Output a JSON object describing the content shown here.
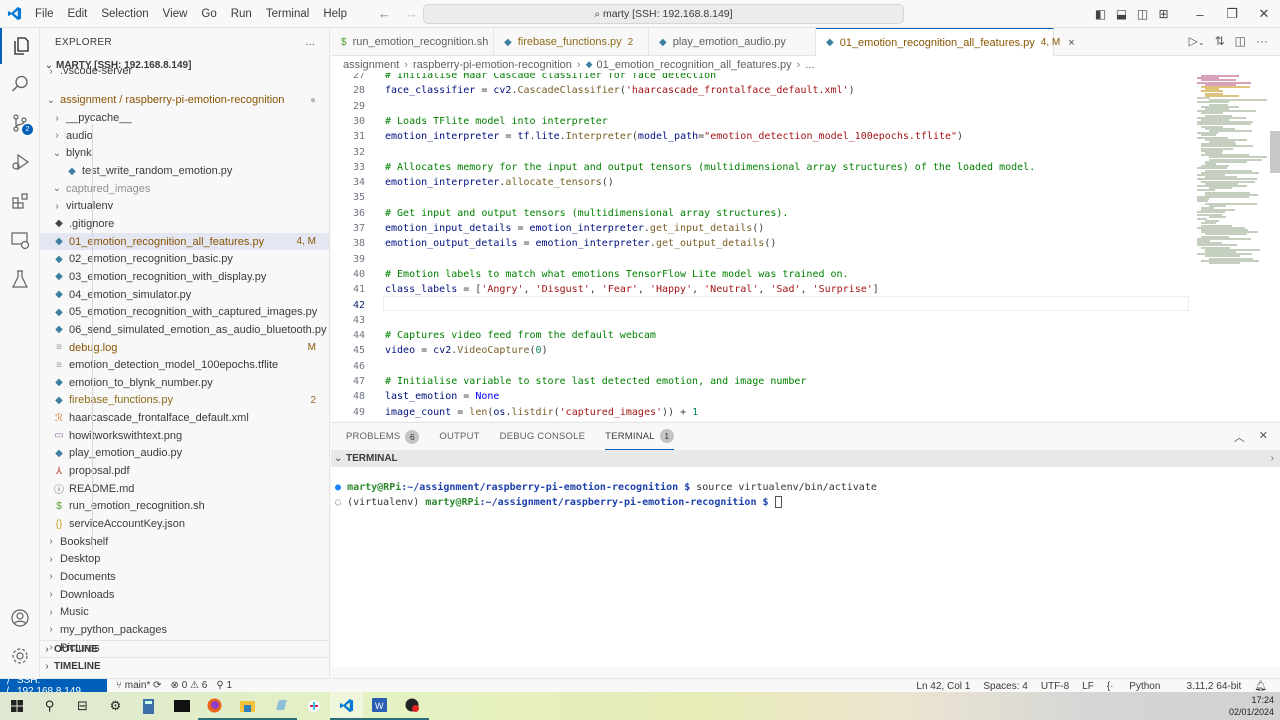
{
  "titlebar": {
    "menu": [
      "File",
      "Edit",
      "Selection",
      "View",
      "Go",
      "Run",
      "Terminal",
      "Help"
    ],
    "command_center": "marty [SSH: 192.168.8.149]",
    "window_controls": [
      "toggle-primary-sidebar",
      "toggle-panel",
      "toggle-secondary-sidebar",
      "customize-layout",
      "minimize",
      "restore",
      "close"
    ]
  },
  "activity_bar": {
    "items": [
      {
        "name": "explorer",
        "active": true
      },
      {
        "name": "search"
      },
      {
        "name": "source-control",
        "badge": "2"
      },
      {
        "name": "run-and-debug"
      },
      {
        "name": "extensions"
      },
      {
        "name": "remote-explorer"
      },
      {
        "name": "testing"
      }
    ],
    "bottom": [
      "accounts",
      "manage"
    ]
  },
  "sidebar": {
    "title": "EXPLORER",
    "more": "...",
    "root": "MARTY [SSH: 192.168.8.149]",
    "items": [
      {
        "label": ".vscode-server",
        "type": "folder",
        "expanded": false,
        "indent": 1,
        "partial": true
      },
      {
        "label": "assignment / raspberry-pi-emotion-recognition",
        "type": "folder",
        "expanded": true,
        "indent": 1,
        "decoration": "●",
        "color": "mod"
      },
      {
        "label": "__pycache__",
        "type": "folder",
        "expanded": false,
        "indent": 2
      },
      {
        "label": "audio",
        "type": "folder",
        "expanded": false,
        "indent": 2
      },
      {
        "label": "blynk",
        "type": "folder",
        "expanded": true,
        "indent": 2
      },
      {
        "label": "test_write_random_emotion.py",
        "type": "python",
        "indent": 3
      },
      {
        "label": "captured_images",
        "type": "folder",
        "expanded": true,
        "indent": 2,
        "color": "dim"
      },
      {
        "label": "virtualenv",
        "type": "folder",
        "expanded": false,
        "indent": 2
      },
      {
        "label": ".gitignore",
        "type": "git",
        "indent": 2
      },
      {
        "label": "01_emotion_recognition_all_features.py",
        "type": "python",
        "indent": 2,
        "decoration": "4, M",
        "color": "mod",
        "selected": true
      },
      {
        "label": "02_emotion_recognition_basic.py",
        "type": "python",
        "indent": 2
      },
      {
        "label": "03_emotion_recognition_with_display.py",
        "type": "python",
        "indent": 2
      },
      {
        "label": "04_emotion_simulator.py",
        "type": "python",
        "indent": 2
      },
      {
        "label": "05_emotion_recognition_with_captured_images.py",
        "type": "python",
        "indent": 2
      },
      {
        "label": "06_send_simulated_emotion_as_audio_bluetooth.py",
        "type": "python",
        "indent": 2
      },
      {
        "label": "debug.log",
        "type": "text",
        "indent": 2,
        "decoration": "M",
        "color": "mod"
      },
      {
        "label": "emotion_detection_model_100epochs.tflite",
        "type": "text",
        "indent": 2
      },
      {
        "label": "emotion_to_blynk_number.py",
        "type": "python",
        "indent": 2
      },
      {
        "label": "firebase_functions.py",
        "type": "python",
        "indent": 2,
        "decoration": "2",
        "color": "err"
      },
      {
        "label": "haarcascade_frontalface_default.xml",
        "type": "xml",
        "indent": 2
      },
      {
        "label": "howitworkswithtext.png",
        "type": "image",
        "indent": 2
      },
      {
        "label": "play_emotion_audio.py",
        "type": "python",
        "indent": 2
      },
      {
        "label": "proposal.pdf",
        "type": "pdf",
        "indent": 2
      },
      {
        "label": "README.md",
        "type": "info",
        "indent": 2
      },
      {
        "label": "run_emotion_recognition.sh",
        "type": "shell",
        "indent": 2
      },
      {
        "label": "serviceAccountKey.json",
        "type": "json",
        "indent": 2
      },
      {
        "label": "Bookshelf",
        "type": "folder",
        "expanded": false,
        "indent": 1
      },
      {
        "label": "Desktop",
        "type": "folder",
        "expanded": false,
        "indent": 1
      },
      {
        "label": "Documents",
        "type": "folder",
        "expanded": false,
        "indent": 1
      },
      {
        "label": "Downloads",
        "type": "folder",
        "expanded": false,
        "indent": 1
      },
      {
        "label": "Music",
        "type": "folder",
        "expanded": false,
        "indent": 1
      },
      {
        "label": "my_python_packages",
        "type": "folder",
        "expanded": false,
        "indent": 1
      },
      {
        "label": "Pictures",
        "type": "folder",
        "expanded": false,
        "indent": 1
      }
    ],
    "outline": "OUTLINE",
    "timeline": "TIMELINE"
  },
  "tabs": [
    {
      "label": "run_emotion_recognition.sh",
      "icon": "$",
      "iconColor": "#4d9a2a"
    },
    {
      "label": "firebase_functions.py",
      "icon": "py",
      "decoration": "2",
      "color": "err"
    },
    {
      "label": "play_emotion_audio.py",
      "icon": "py"
    },
    {
      "label": "01_emotion_recognition_all_features.py",
      "icon": "py",
      "decoration": "4, M",
      "color": "mod",
      "active": true,
      "close": "×"
    }
  ],
  "breadcrumb": [
    "assignment",
    "raspberry-pi-emotion-recognition",
    "01_emotion_recognition_all_features.py",
    "..."
  ],
  "editor": {
    "current_line": 42,
    "lines": [
      {
        "n": 27,
        "html": "<span class='c'># Initialise Haar Cascade classifier for face detection</span>"
      },
      {
        "n": 28,
        "html": "<span class='v'>face_classifier</span> = <span class='v'>cv2</span>.<span class='f'>CascadeClassifier</span>(<span class='s'>'haarcascade_frontalface_default.xml'</span>)"
      },
      {
        "n": 29,
        "html": ""
      },
      {
        "n": 30,
        "html": "<span class='c'># Loads TFlite model into interpreter</span>"
      },
      {
        "n": 31,
        "html": "<span class='v'>emotion_interpreter</span> = <span class='v'>tf</span>.<span class='v'>lite</span>.<span class='f'>Interpreter</span>(<span class='v'>model_path</span>=<span class='s'>\"emotion_detection_model_100epochs.tflite\"</span>)"
      },
      {
        "n": 32,
        "html": ""
      },
      {
        "n": 33,
        "html": "<span class='c'># Allocates memory for the input and output tensors (multidimensional array structures) of the loaded model.</span>"
      },
      {
        "n": 34,
        "html": "<span class='v'>emotion_interpreter</span>.<span class='f'>allocate_tensors</span>()"
      },
      {
        "n": 35,
        "html": ""
      },
      {
        "n": 36,
        "html": "<span class='c'># Get input and output tensors (multidimensional array structures).</span>"
      },
      {
        "n": 37,
        "html": "<span class='v'>emotion_input_details</span> = <span class='v'>emotion_interpreter</span>.<span class='f'>get_input_details</span>()"
      },
      {
        "n": 38,
        "html": "<span class='v'>emotion_output_details</span> = <span class='v'>emotion_interpreter</span>.<span class='f'>get_output_details</span>()"
      },
      {
        "n": 39,
        "html": ""
      },
      {
        "n": 40,
        "html": "<span class='c'># Emotion labels to match what emotions TensorFlow Lite model was trained on.</span>"
      },
      {
        "n": 41,
        "html": "<span class='v'>class_labels</span> = [<span class='s'>'Angry'</span>, <span class='s'>'Disgust'</span>, <span class='s'>'Fear'</span>, <span class='s'>'Happy'</span>, <span class='s'>'Neutral'</span>, <span class='s'>'Sad'</span>, <span class='s'>'Surprise'</span>]"
      },
      {
        "n": 42,
        "html": ""
      },
      {
        "n": 43,
        "html": ""
      },
      {
        "n": 44,
        "html": "<span class='c'># Captures video feed from the default webcam</span>"
      },
      {
        "n": 45,
        "html": "<span class='v'>video</span> = <span class='v'>cv2</span>.<span class='f'>VideoCapture</span>(<span class='n'>0</span>)"
      },
      {
        "n": 46,
        "html": ""
      },
      {
        "n": 47,
        "html": "<span class='c'># Initialise variable to store last detected emotion, and image number</span>"
      },
      {
        "n": 48,
        "html": "<span class='v'>last_emotion</span> = <span class='k'>None</span>"
      },
      {
        "n": 49,
        "html": "<span class='v'>image_count</span> = <span class='f'>len</span>(<span class='v'>os</span>.<span class='f'>listdir</span>(<span class='s'>'captured_images'</span>)) + <span class='n'>1</span>"
      }
    ]
  },
  "panel": {
    "tabs": [
      {
        "label": "PROBLEMS",
        "badge": "6"
      },
      {
        "label": "OUTPUT"
      },
      {
        "label": "DEBUG CONSOLE"
      },
      {
        "label": "TERMINAL",
        "badge": "1",
        "active": true
      }
    ],
    "section": "TERMINAL",
    "terminal": {
      "line1_user": "marty@RPi",
      "line1_path": ":~/assignment/raspberry-pi-emotion-recognition $",
      "line1_cmd": " source virtualenv/bin/activate",
      "line2_env": "(virtualenv) ",
      "line2_user": "marty@RPi",
      "line2_path": ":~/assignment/raspberry-pi-emotion-recognition $"
    }
  },
  "statusbar": {
    "remote": "SSH: 192.168.8.149",
    "branch": "main*",
    "errors": "0",
    "warnings": "6",
    "ports": "1",
    "position": "Ln 42, Col 1",
    "spaces": "Spaces: 4",
    "encoding": "UTF-8",
    "eol": "LF",
    "language": "Python",
    "interpreter": "3.11.2 64-bit"
  },
  "taskbar": {
    "apps": [
      "start",
      "search",
      "task-view",
      "settings",
      "calculator",
      "terminal",
      "firefox",
      "file-explorer",
      "notes",
      "slack",
      "vscode",
      "word",
      "obs"
    ],
    "time": "17:24",
    "date": "02/01/2024"
  }
}
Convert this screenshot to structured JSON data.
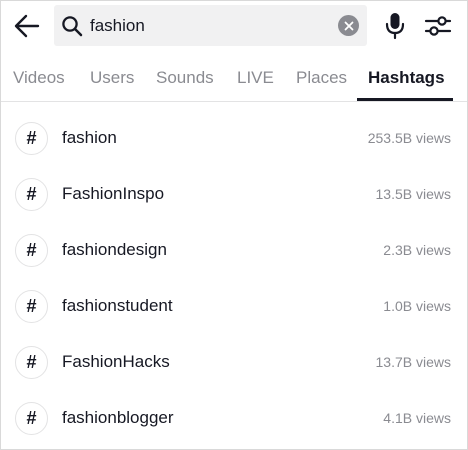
{
  "search": {
    "query": "fashion",
    "placeholder": "Search"
  },
  "icons": {
    "back": "arrow-left-icon",
    "search": "search-icon",
    "clear": "close-icon",
    "mic": "microphone-icon",
    "filter": "sliders-icon",
    "hashtag": "hashtag-icon"
  },
  "tabs": [
    {
      "label": "Videos",
      "active": false
    },
    {
      "label": "Users",
      "active": false
    },
    {
      "label": "Sounds",
      "active": false
    },
    {
      "label": "LIVE",
      "active": false
    },
    {
      "label": "Places",
      "active": false
    },
    {
      "label": "Hashtags",
      "active": true
    }
  ],
  "hashtags": [
    {
      "symbol": "#",
      "name": "fashion",
      "views": "253.5B views"
    },
    {
      "symbol": "#",
      "name": "FashionInspo",
      "views": "13.5B views"
    },
    {
      "symbol": "#",
      "name": "fashiondesign",
      "views": "2.3B views"
    },
    {
      "symbol": "#",
      "name": "fashionstudent",
      "views": "1.0B views"
    },
    {
      "symbol": "#",
      "name": "FashionHacks",
      "views": "13.7B views"
    },
    {
      "symbol": "#",
      "name": "fashionblogger",
      "views": "4.1B views"
    }
  ],
  "colors": {
    "text": "#161823",
    "secondary": "#8a8b91",
    "search_bg": "#f1f1f2",
    "divider": "#e3e3e4"
  }
}
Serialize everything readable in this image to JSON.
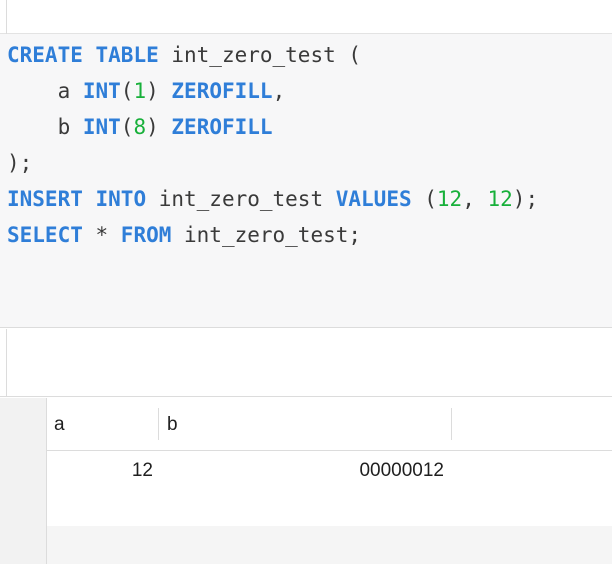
{
  "editor": {
    "lines": [
      [
        {
          "t": "CREATE",
          "c": "kw"
        },
        {
          "t": " "
        },
        {
          "t": "TABLE",
          "c": "kw"
        },
        {
          "t": " int_zero_test ("
        }
      ],
      [
        {
          "t": "    a "
        },
        {
          "t": "INT",
          "c": "kw"
        },
        {
          "t": "("
        },
        {
          "t": "1",
          "c": "num"
        },
        {
          "t": ") "
        },
        {
          "t": "ZEROFILL",
          "c": "kw"
        },
        {
          "t": ","
        }
      ],
      [
        {
          "t": "    b "
        },
        {
          "t": "INT",
          "c": "kw"
        },
        {
          "t": "("
        },
        {
          "t": "8",
          "c": "num"
        },
        {
          "t": ") "
        },
        {
          "t": "ZEROFILL",
          "c": "kw"
        }
      ],
      [
        {
          "t": ");"
        }
      ],
      [
        {
          "t": "INSERT",
          "c": "kw"
        },
        {
          "t": " "
        },
        {
          "t": "INTO",
          "c": "kw"
        },
        {
          "t": " int_zero_test "
        },
        {
          "t": "VALUES",
          "c": "kw"
        },
        {
          "t": " ("
        },
        {
          "t": "12",
          "c": "num"
        },
        {
          "t": ", "
        },
        {
          "t": "12",
          "c": "num"
        },
        {
          "t": ");"
        }
      ],
      [
        {
          "t": "SELECT",
          "c": "kw"
        },
        {
          "t": " * "
        },
        {
          "t": "FROM",
          "c": "kw"
        },
        {
          "t": " int_zero_test;"
        }
      ]
    ]
  },
  "results": {
    "columns": [
      "a",
      "b"
    ],
    "rows": [
      [
        "12",
        "00000012"
      ]
    ]
  },
  "colors": {
    "keyword": "#2f7ed8",
    "number": "#17b03a",
    "text": "#3a3a3a"
  }
}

**Task statement**
From the listing above, return each line with the word "multidimensional".

**Solution to the problem**
        "html": "<span class='c'># Allocates memory for the input and output tensors (multidimensional array structures) of the loaded model.</span>"
        "html": "<span class='c'># Get input and output tensors (multidimensional array structures).</span>"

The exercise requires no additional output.